#### [Aim]
Copy each line with the word "dollars" in it.

Figure data in JSON:

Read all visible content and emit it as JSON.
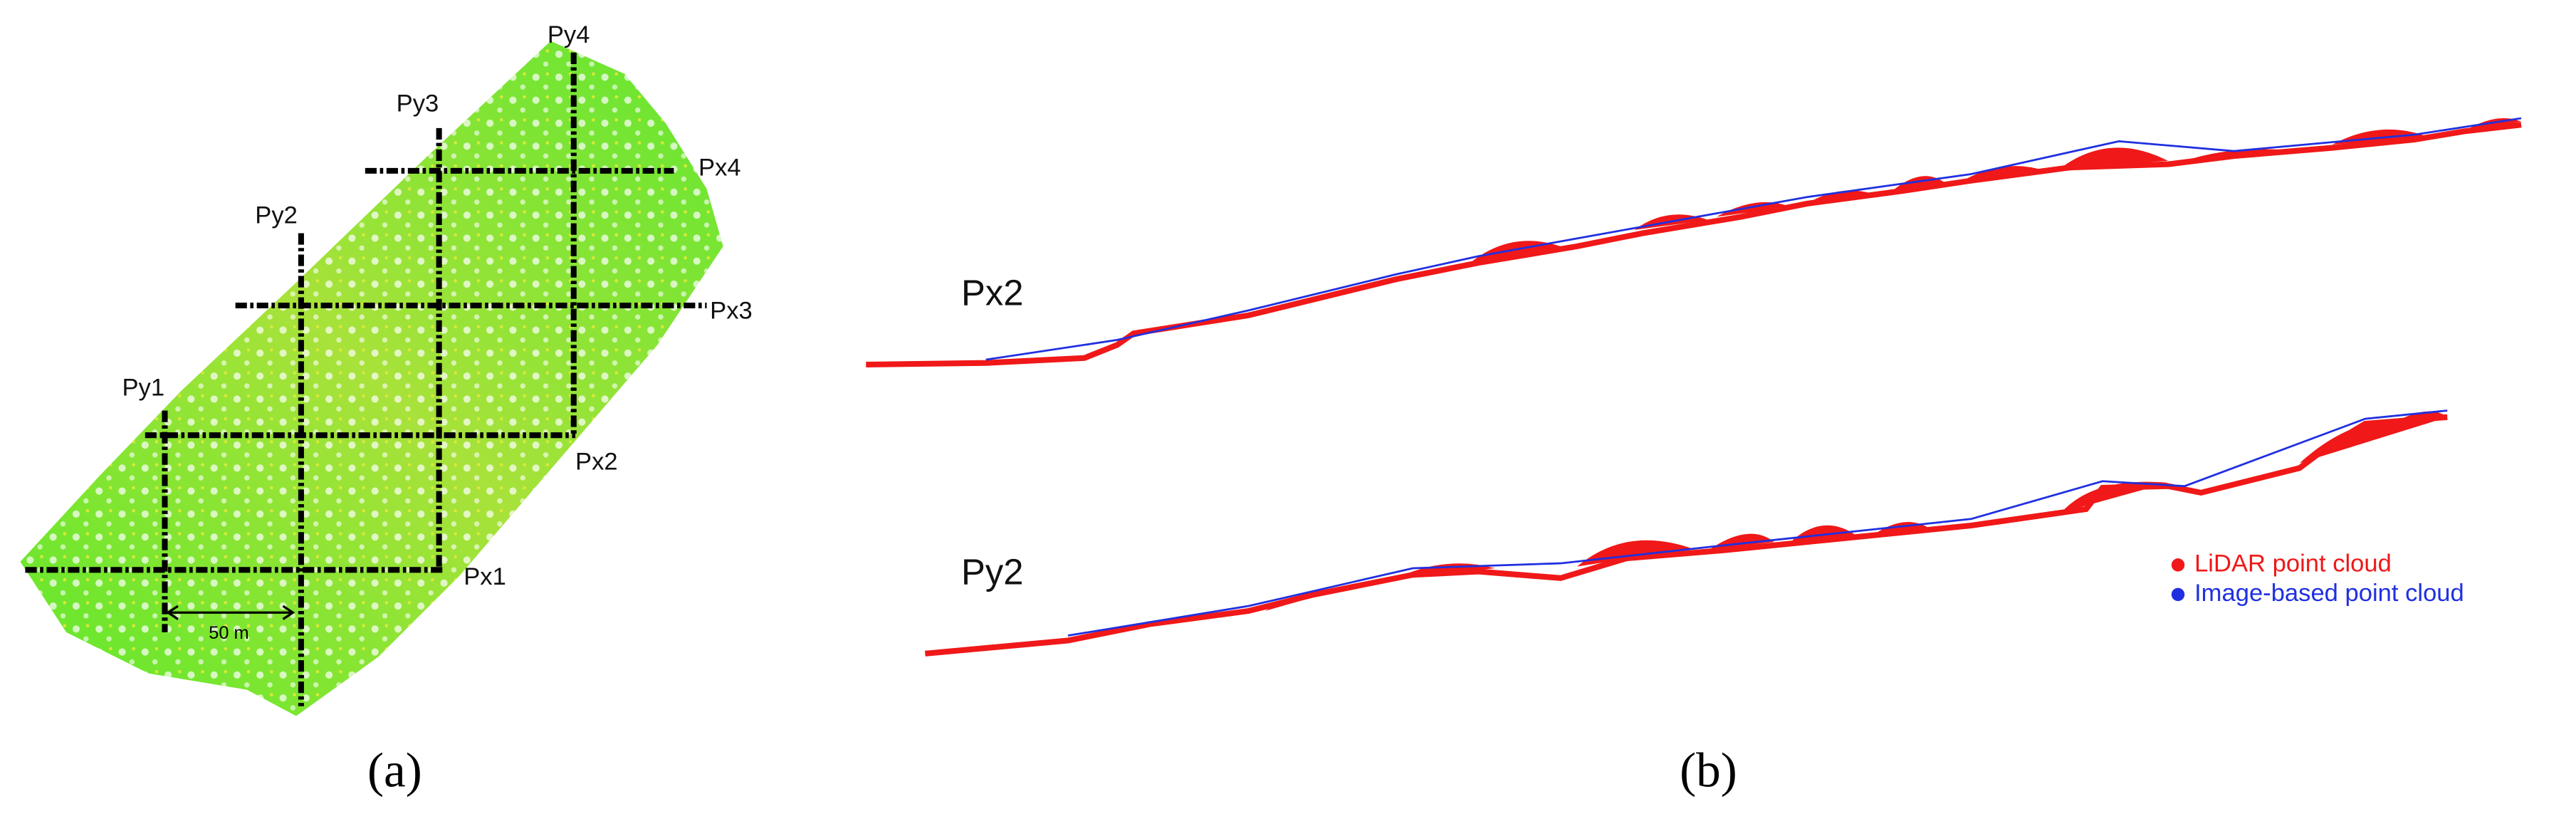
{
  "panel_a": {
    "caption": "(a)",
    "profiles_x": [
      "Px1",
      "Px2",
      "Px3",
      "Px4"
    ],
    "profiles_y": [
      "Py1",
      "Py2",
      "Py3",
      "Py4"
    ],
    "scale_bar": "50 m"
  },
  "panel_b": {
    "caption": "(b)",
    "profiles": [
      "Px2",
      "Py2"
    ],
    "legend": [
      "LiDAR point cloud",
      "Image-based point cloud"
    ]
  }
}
...
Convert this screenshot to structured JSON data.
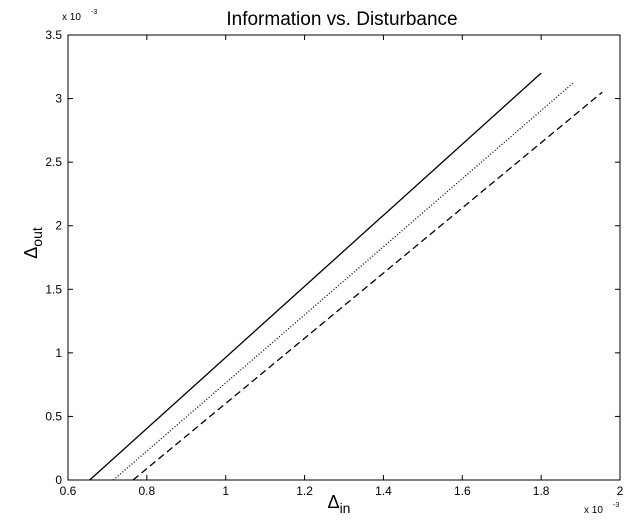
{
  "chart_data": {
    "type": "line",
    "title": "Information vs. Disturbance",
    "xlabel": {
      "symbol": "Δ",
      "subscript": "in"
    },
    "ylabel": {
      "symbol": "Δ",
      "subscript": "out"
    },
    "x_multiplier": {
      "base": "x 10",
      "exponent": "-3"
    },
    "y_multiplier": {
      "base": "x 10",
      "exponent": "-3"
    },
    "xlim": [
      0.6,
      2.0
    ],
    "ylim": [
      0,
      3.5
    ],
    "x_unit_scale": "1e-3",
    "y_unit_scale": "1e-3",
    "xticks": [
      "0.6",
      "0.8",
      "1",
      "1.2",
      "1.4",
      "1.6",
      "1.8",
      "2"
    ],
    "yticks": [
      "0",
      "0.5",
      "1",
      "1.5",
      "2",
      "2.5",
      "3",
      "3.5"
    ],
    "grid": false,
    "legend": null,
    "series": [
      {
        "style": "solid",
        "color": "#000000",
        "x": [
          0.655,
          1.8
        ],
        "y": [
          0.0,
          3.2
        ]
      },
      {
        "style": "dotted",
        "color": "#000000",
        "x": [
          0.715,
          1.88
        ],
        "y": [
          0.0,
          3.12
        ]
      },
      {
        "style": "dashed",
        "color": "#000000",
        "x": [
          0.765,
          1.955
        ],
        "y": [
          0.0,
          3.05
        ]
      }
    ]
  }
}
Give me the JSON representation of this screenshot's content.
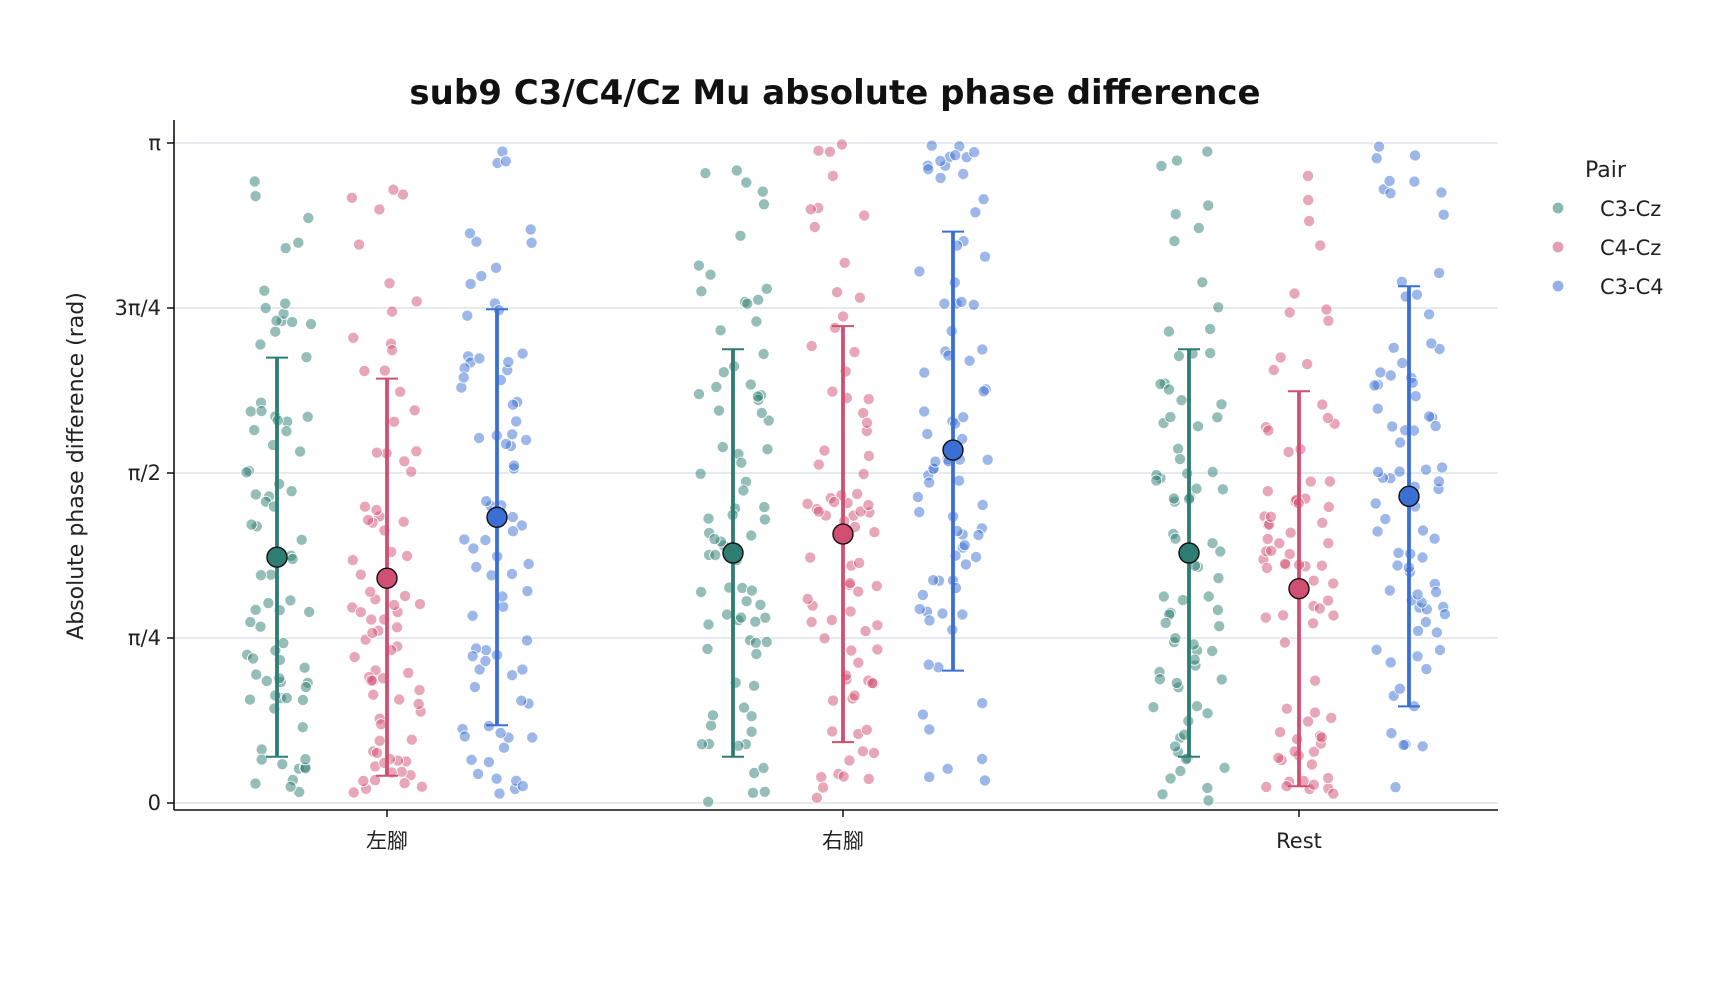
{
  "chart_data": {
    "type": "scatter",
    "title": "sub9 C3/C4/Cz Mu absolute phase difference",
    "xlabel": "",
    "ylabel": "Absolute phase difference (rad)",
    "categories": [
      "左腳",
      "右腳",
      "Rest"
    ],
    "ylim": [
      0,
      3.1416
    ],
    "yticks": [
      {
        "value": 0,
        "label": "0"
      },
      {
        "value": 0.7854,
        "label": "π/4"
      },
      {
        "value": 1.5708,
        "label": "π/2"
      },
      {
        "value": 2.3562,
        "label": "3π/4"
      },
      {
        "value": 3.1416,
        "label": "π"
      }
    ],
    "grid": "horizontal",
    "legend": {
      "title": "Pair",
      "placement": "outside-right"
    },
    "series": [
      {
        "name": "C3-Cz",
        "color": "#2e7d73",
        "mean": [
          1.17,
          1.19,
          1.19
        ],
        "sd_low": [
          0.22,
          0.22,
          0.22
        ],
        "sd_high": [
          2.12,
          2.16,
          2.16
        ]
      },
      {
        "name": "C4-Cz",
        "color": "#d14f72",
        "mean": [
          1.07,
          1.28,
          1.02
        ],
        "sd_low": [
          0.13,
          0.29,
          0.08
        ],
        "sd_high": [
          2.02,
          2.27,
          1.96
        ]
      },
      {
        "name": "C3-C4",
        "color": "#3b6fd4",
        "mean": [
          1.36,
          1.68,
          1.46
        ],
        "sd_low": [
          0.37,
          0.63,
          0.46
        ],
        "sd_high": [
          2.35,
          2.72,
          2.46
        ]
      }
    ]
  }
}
---
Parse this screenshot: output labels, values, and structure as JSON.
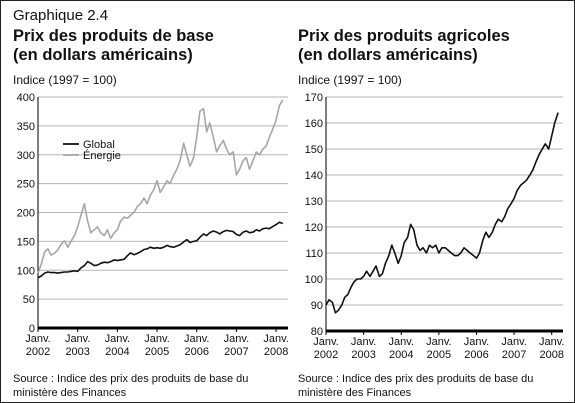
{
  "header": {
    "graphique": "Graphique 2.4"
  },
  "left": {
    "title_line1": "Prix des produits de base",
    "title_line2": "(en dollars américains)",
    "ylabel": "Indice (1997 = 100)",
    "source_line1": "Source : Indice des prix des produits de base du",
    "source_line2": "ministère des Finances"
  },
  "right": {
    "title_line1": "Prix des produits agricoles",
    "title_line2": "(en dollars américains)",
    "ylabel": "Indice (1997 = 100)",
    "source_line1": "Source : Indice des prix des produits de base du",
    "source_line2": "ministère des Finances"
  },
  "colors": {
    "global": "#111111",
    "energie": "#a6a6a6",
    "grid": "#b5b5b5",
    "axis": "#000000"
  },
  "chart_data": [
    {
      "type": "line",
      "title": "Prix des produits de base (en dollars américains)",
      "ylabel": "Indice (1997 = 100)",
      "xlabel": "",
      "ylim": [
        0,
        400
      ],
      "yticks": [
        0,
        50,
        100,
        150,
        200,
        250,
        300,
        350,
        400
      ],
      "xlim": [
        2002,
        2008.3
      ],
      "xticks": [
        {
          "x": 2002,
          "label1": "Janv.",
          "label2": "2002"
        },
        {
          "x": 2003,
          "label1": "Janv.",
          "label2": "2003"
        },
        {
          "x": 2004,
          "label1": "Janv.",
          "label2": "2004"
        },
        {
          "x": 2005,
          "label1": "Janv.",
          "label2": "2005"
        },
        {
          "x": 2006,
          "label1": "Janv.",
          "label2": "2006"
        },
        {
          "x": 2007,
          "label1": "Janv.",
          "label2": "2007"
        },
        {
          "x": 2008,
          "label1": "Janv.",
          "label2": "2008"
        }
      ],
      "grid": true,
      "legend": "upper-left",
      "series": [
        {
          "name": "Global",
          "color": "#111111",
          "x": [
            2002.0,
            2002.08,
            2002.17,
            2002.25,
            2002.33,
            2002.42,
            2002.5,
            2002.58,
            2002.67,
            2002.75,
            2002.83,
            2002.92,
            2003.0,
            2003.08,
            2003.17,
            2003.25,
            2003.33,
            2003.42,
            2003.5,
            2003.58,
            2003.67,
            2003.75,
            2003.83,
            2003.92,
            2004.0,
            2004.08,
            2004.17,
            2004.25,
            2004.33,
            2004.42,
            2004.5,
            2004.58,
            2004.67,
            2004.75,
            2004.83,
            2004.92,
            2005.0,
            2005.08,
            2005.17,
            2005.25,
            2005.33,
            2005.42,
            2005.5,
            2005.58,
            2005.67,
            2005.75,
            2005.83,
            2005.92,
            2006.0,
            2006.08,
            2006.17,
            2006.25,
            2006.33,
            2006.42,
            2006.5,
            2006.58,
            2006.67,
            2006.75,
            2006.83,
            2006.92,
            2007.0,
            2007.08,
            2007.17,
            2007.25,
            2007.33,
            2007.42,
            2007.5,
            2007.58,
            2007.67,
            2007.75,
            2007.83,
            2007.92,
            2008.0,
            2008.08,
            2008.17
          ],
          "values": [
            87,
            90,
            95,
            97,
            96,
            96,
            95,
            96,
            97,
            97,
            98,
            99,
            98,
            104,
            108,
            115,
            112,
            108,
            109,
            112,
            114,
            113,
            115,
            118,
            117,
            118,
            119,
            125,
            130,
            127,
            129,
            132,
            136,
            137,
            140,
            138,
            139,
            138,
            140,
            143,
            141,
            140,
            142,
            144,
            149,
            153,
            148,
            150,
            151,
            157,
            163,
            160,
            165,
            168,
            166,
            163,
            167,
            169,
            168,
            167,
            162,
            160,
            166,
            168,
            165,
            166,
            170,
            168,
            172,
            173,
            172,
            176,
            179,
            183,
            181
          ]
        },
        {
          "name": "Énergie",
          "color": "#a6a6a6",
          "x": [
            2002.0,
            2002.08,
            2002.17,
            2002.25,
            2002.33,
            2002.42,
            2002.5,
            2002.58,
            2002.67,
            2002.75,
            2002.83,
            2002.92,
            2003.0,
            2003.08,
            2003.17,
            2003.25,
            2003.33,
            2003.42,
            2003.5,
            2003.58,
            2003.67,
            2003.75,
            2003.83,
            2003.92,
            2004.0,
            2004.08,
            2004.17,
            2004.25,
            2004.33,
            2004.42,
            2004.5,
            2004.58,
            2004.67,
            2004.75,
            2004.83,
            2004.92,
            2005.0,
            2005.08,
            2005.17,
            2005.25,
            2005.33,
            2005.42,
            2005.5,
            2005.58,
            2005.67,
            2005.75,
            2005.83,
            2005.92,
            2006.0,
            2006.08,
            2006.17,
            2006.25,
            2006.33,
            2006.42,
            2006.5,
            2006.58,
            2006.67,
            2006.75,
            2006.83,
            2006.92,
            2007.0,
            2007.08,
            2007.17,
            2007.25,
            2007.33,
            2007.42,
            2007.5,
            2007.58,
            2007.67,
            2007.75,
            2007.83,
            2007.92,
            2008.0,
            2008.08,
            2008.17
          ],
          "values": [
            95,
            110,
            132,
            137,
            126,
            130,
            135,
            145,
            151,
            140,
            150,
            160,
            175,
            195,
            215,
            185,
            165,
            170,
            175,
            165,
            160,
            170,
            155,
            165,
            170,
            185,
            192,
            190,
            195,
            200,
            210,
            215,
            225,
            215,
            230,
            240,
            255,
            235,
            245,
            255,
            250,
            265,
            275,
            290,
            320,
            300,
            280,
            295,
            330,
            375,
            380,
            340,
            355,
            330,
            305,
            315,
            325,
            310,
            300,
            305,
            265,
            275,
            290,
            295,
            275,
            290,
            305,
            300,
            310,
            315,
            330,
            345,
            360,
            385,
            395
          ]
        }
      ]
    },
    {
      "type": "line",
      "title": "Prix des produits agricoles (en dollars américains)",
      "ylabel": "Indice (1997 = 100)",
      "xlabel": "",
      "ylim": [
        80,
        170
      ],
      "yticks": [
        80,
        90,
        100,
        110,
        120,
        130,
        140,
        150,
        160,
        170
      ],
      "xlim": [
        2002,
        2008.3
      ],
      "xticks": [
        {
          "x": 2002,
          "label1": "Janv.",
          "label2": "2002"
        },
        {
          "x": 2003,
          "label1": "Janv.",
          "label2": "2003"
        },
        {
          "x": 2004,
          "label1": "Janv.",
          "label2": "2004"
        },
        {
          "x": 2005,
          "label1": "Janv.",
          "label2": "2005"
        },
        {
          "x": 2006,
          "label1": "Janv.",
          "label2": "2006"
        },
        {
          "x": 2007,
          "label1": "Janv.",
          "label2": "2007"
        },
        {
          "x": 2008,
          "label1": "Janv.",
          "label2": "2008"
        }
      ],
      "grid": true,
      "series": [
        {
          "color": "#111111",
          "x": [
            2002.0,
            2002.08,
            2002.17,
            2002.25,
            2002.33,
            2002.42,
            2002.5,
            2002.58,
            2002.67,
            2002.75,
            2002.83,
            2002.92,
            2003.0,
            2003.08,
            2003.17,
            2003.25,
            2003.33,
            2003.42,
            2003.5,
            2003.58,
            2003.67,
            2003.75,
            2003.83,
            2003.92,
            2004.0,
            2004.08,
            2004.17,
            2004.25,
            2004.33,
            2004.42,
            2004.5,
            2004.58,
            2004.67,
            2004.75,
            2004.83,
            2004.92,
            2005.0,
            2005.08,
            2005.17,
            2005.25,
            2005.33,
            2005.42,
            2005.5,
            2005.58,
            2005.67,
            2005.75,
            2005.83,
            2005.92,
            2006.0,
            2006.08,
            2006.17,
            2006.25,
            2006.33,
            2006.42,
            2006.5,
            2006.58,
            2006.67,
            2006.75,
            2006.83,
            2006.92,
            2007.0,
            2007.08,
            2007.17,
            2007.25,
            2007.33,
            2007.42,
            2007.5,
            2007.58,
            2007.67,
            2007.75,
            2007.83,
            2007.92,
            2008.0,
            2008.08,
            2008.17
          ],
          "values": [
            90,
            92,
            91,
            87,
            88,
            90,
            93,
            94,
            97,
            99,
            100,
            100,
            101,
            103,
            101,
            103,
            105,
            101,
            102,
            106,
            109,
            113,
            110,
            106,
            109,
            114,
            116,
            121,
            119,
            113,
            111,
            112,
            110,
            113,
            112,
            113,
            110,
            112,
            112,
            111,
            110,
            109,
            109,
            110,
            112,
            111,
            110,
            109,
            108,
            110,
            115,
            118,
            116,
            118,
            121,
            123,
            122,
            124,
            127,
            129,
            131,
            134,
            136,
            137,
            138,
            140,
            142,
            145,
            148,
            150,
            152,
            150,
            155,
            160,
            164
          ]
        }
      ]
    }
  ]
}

#### [Full solution]
    "title_line2": "(en dollars américains)",
    "title_line2": "(en dollars américains)",
      "title": "Prix des produits de base (en dollars américains)",
      "title": "Prix des produits agricoles (en dollars américains)",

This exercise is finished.